**Records**.
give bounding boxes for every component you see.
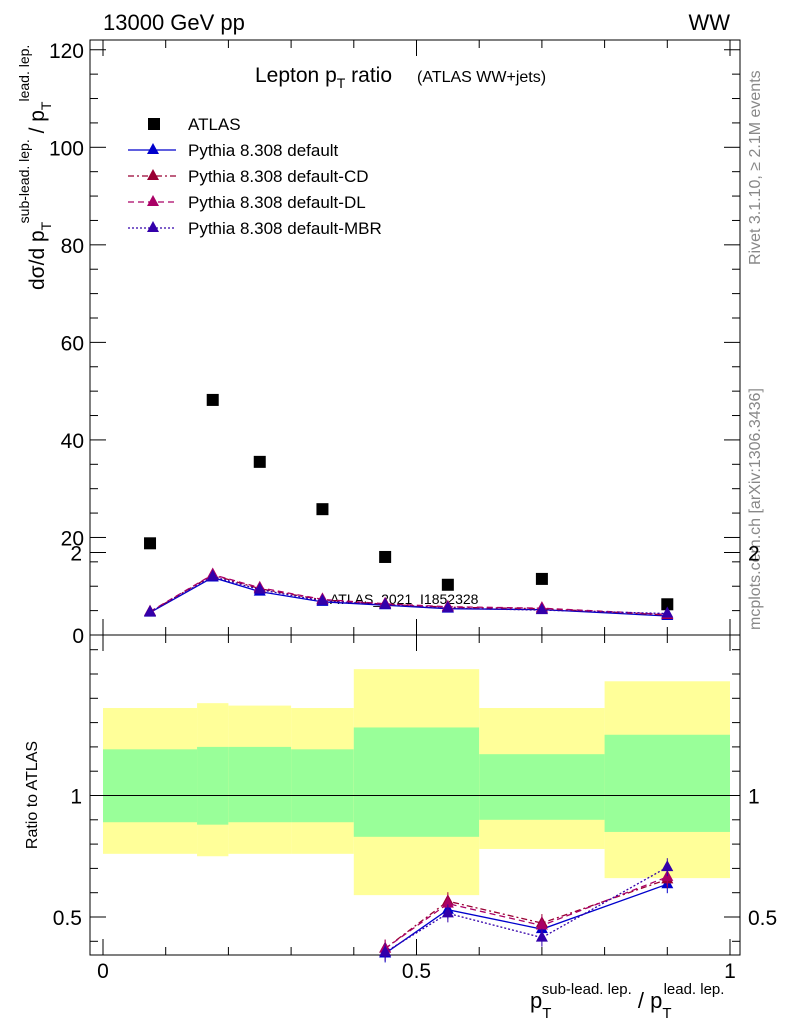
legend-marker: [147, 169, 159, 180]
rivet-version-label: Rivet 3.1.10, ≥ 2.1M events: [747, 70, 764, 265]
atlas-data-point: [206, 393, 219, 406]
ratio-y-ticks: 0.5 0.5 1 1 2 2: [53, 543, 777, 942]
ratio-series-point: [535, 930, 548, 942]
main-y-tick-label: 0: [72, 625, 84, 648]
plot-title: Lepton pT ratio: [255, 64, 392, 91]
header-right: WW: [688, 10, 730, 35]
mc-series-point: [206, 569, 219, 581]
ratio-series-point: [441, 896, 454, 908]
atlas-data-point: [144, 537, 157, 550]
ratio-y-axis-label: Ratio to ATLAS: [24, 741, 41, 849]
atlas-data-point: [379, 550, 392, 563]
mc-series-point: [661, 606, 674, 618]
main-x-ticks: [102, 40, 731, 635]
legend-label: ATLAS: [188, 115, 241, 134]
mc-series-line: [149, 575, 668, 615]
main-panel: 0 20 40 60 80 100 120 Lepton pT ratio (ATLAS W…: [16, 39, 741, 648]
legend-label: Pythia 8.308 default-CD: [188, 167, 369, 186]
ratio-series-point: [379, 945, 392, 957]
legend-marker: [147, 195, 159, 206]
legend-label: Pythia 8.308 default: [188, 141, 339, 160]
ratio-y-tick-label-right: 1: [748, 786, 760, 809]
main-y-tick-label: 20: [61, 527, 84, 550]
main-plot-area: [144, 393, 674, 620]
ratio-series-point: [661, 860, 674, 872]
atlas-data-point: [253, 455, 266, 468]
ratio-x-tick-label: 1: [724, 960, 736, 983]
atlas-data-point: [535, 572, 548, 585]
plot-title-tail: ratio: [345, 64, 392, 87]
mcplots-label: mcplots.cern.ch [arXiv:1306.3436]: [747, 388, 764, 630]
main-y-tick-label: 80: [61, 235, 84, 258]
mc-series-point: [441, 601, 454, 613]
plot-subtitle: (ATLAS WW+jets): [417, 69, 546, 86]
legend: ATLAS Pythia 8.308 default Pythia 8.308 de…: [128, 115, 382, 238]
ratio-y-tick-label: 0.5: [53, 907, 82, 930]
ratio-band-inner: [291, 749, 354, 823]
header-left: 13000 GeV pp: [103, 10, 245, 35]
x-axis-label: pTsub-lead. lep. / pTlead. lep.: [530, 981, 724, 1022]
ratio-y-tick-label: 1: [70, 786, 82, 809]
main-y-ticks: 0 20 40 60 80 100 120: [49, 40, 740, 648]
ratio-panel: 0.5 0.51 12 2 0 0.5 1 Ratio to ATLAS pTsub-le…: [24, 543, 777, 1023]
mc-series-point: [144, 605, 157, 617]
mc-series-line: [149, 573, 668, 616]
main-y-axis-label: dσ/d pTsub-lead. lep. / pTlead. lep.: [16, 45, 54, 290]
mc-series-point: [253, 582, 266, 594]
plot-title-sub: T: [337, 75, 346, 91]
atlas-data-point: [316, 503, 329, 516]
main-y-tick-label: 40: [61, 430, 84, 453]
main-y-tick-label: 60: [61, 332, 84, 355]
main-y-tick-label: 100: [49, 137, 84, 160]
ratio-band-inner: [197, 746, 229, 825]
mc-series-point: [316, 593, 329, 605]
ratio-y-tick-label: 2: [70, 543, 82, 566]
mc-series-point: [379, 597, 392, 609]
ratio-x-tick-label: 0.5: [402, 960, 431, 983]
svg-text:dσ/d pTsub-lead. lep. / pTlead: dσ/d pTsub-lead. lep. / pTlead. lep.: [16, 45, 54, 290]
ratio-series-line: [384, 866, 668, 953]
legend-label: Pythia 8.308 default-DL: [188, 193, 366, 212]
ratio-series-line: [384, 876, 668, 950]
atlas-data-point: [441, 578, 454, 591]
legend-marker: [147, 221, 159, 232]
ratio-y-tick-label-right: 2: [748, 543, 760, 566]
main-y-tick-label: 120: [49, 40, 84, 63]
legend-marker-atlas: [148, 118, 160, 130]
ratio-band-inner: [604, 734, 730, 832]
ratio-band-inner: [228, 746, 292, 823]
ratio-series-point: [441, 906, 454, 918]
ratio-plot-area: [379, 858, 674, 963]
ratio-band-inner: [353, 727, 480, 837]
mc-series-point: [535, 603, 548, 615]
ratio-series-line: [384, 883, 668, 954]
plot-title-main: Lepton p: [255, 64, 337, 87]
ratio-band-inner: [103, 749, 198, 823]
ratio-uncertainty-bands: [103, 669, 730, 896]
ratio-series-point: [535, 918, 548, 930]
ratio-y-tick-label-right: 0.5: [748, 907, 777, 930]
legend-marker: [147, 143, 159, 154]
ratio-band-inner: [479, 754, 605, 820]
legend-label: Pythia 8.308 default-MBR: [188, 219, 382, 238]
atlas-data-point: [661, 598, 674, 611]
ratio-x-tick-label: 0: [97, 960, 109, 983]
ratio-x-ticks: 0 0.5 1: [97, 635, 736, 983]
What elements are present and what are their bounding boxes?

**Task details**. Please echo every item above line for line, without leaving out any or changing any characters, and omit the pictures from your answer.

**Task solution**.
give bounding boxes for every component you see.
legend-marker: [147, 169, 159, 180]
rivet-version-label: Rivet 3.1.10, ≥ 2.1M events: [747, 70, 764, 265]
atlas-data-point: [206, 393, 219, 406]
ratio-y-ticks: 0.5 0.5 1 1 2 2: [53, 543, 777, 942]
ratio-series-point: [535, 930, 548, 942]
main-y-tick-label: 0: [72, 625, 84, 648]
plot-title: Lepton pT ratio: [255, 64, 392, 91]
header-right: WW: [688, 10, 730, 35]
mc-series-point: [206, 569, 219, 581]
ratio-series-point: [441, 896, 454, 908]
atlas-data-point: [144, 537, 157, 550]
ratio-y-axis-label: Ratio to ATLAS: [24, 741, 41, 849]
atlas-data-point: [379, 550, 392, 563]
mc-series-point: [661, 606, 674, 618]
main-x-ticks: [102, 40, 731, 635]
legend-label: ATLAS: [188, 115, 241, 134]
mc-series-line: [149, 575, 668, 615]
main-panel: 0 20 40 60 80 100 120 Lepton pT ratio (ATLAS W…: [16, 39, 741, 648]
legend-label: Pythia 8.308 default-CD: [188, 167, 369, 186]
ratio-series-point: [379, 945, 392, 957]
legend-marker: [147, 195, 159, 206]
legend-label: Pythia 8.308 default: [188, 141, 339, 160]
ratio-y-tick-label-right: 1: [748, 786, 760, 809]
main-y-tick-label: 20: [61, 527, 84, 550]
main-plot-area: [144, 393, 674, 620]
ratio-series-point: [661, 860, 674, 872]
atlas-data-point: [253, 455, 266, 468]
ratio-x-tick-label: 1: [724, 960, 736, 983]
atlas-data-point: [535, 572, 548, 585]
plot-title-tail: ratio: [345, 64, 392, 87]
mcplots-label: mcplots.cern.ch [arXiv:1306.3436]: [747, 388, 764, 630]
main-y-tick-label: 80: [61, 235, 84, 258]
mc-series-point: [441, 601, 454, 613]
plot-subtitle: (ATLAS WW+jets): [417, 69, 546, 86]
legend: ATLAS Pythia 8.308 default Pythia 8.308 de…: [128, 115, 382, 238]
ratio-y-tick-label: 0.5: [53, 907, 82, 930]
ratio-band-inner: [291, 749, 354, 823]
header-left: 13000 GeV pp: [103, 10, 245, 35]
x-axis-label: pTsub-lead. lep. / pTlead. lep.: [530, 981, 724, 1022]
ratio-y-tick-label: 1: [70, 786, 82, 809]
main-y-ticks: 0 20 40 60 80 100 120: [49, 40, 740, 648]
ratio-panel: 0.5 0.51 12 2 0 0.5 1 Ratio to ATLAS pTsub-le…: [24, 543, 777, 1023]
mc-series-point: [144, 605, 157, 617]
mc-series-line: [149, 573, 668, 616]
main-y-axis-label: dσ/d pTsub-lead. lep. / pTlead. lep.: [16, 45, 54, 290]
mc-series-point: [253, 582, 266, 594]
plot-title-sub: T: [337, 75, 346, 91]
atlas-data-point: [316, 503, 329, 516]
main-y-tick-label: 40: [61, 430, 84, 453]
main-y-tick-label: 60: [61, 332, 84, 355]
main-y-tick-label: 100: [49, 137, 84, 160]
ratio-band-inner: [197, 746, 229, 825]
mc-series-point: [316, 593, 329, 605]
ratio-y-tick-label: 2: [70, 543, 82, 566]
mc-series-point: [379, 597, 392, 609]
ratio-x-tick-label: 0.5: [402, 960, 431, 983]
svg-text:dσ/d pTsub-lead. lep. / pTlead: dσ/d pTsub-lead. lep. / pTlead. lep.: [16, 45, 54, 290]
ratio-series-line: [384, 866, 668, 953]
legend-label: Pythia 8.308 default-DL: [188, 193, 366, 212]
ratio-series-line: [384, 876, 668, 950]
atlas-data-point: [441, 578, 454, 591]
legend-marker: [147, 221, 159, 232]
ratio-y-tick-label-right: 2: [748, 543, 760, 566]
main-y-tick-label: 120: [49, 40, 84, 63]
legend-marker-atlas: [148, 118, 160, 130]
ratio-band-inner: [604, 734, 730, 832]
ratio-band-inner: [228, 746, 292, 823]
ratio-series-point: [441, 906, 454, 918]
ratio-plot-area: [379, 858, 674, 963]
ratio-band-inner: [353, 727, 480, 837]
mc-series-point: [535, 603, 548, 615]
ratio-series-line: [384, 883, 668, 954]
plot-title-main: Lepton p: [255, 64, 337, 87]
ratio-band-inner: [103, 749, 198, 823]
ratio-uncertainty-bands: [103, 669, 730, 896]
ratio-series-point: [535, 918, 548, 930]
ratio-y-tick-label-right: 0.5: [748, 907, 777, 930]
legend-marker: [147, 143, 159, 154]
ratio-band-inner: [479, 754, 605, 820]
legend-label: Pythia 8.308 default-MBR: [188, 219, 382, 238]
atlas-data-point: [661, 598, 674, 611]
ratio-x-tick-label: 0: [97, 960, 109, 983]
ratio-x-ticks: 0 0.5 1: [97, 635, 736, 983]
What elements are present and what are their bounding boxes?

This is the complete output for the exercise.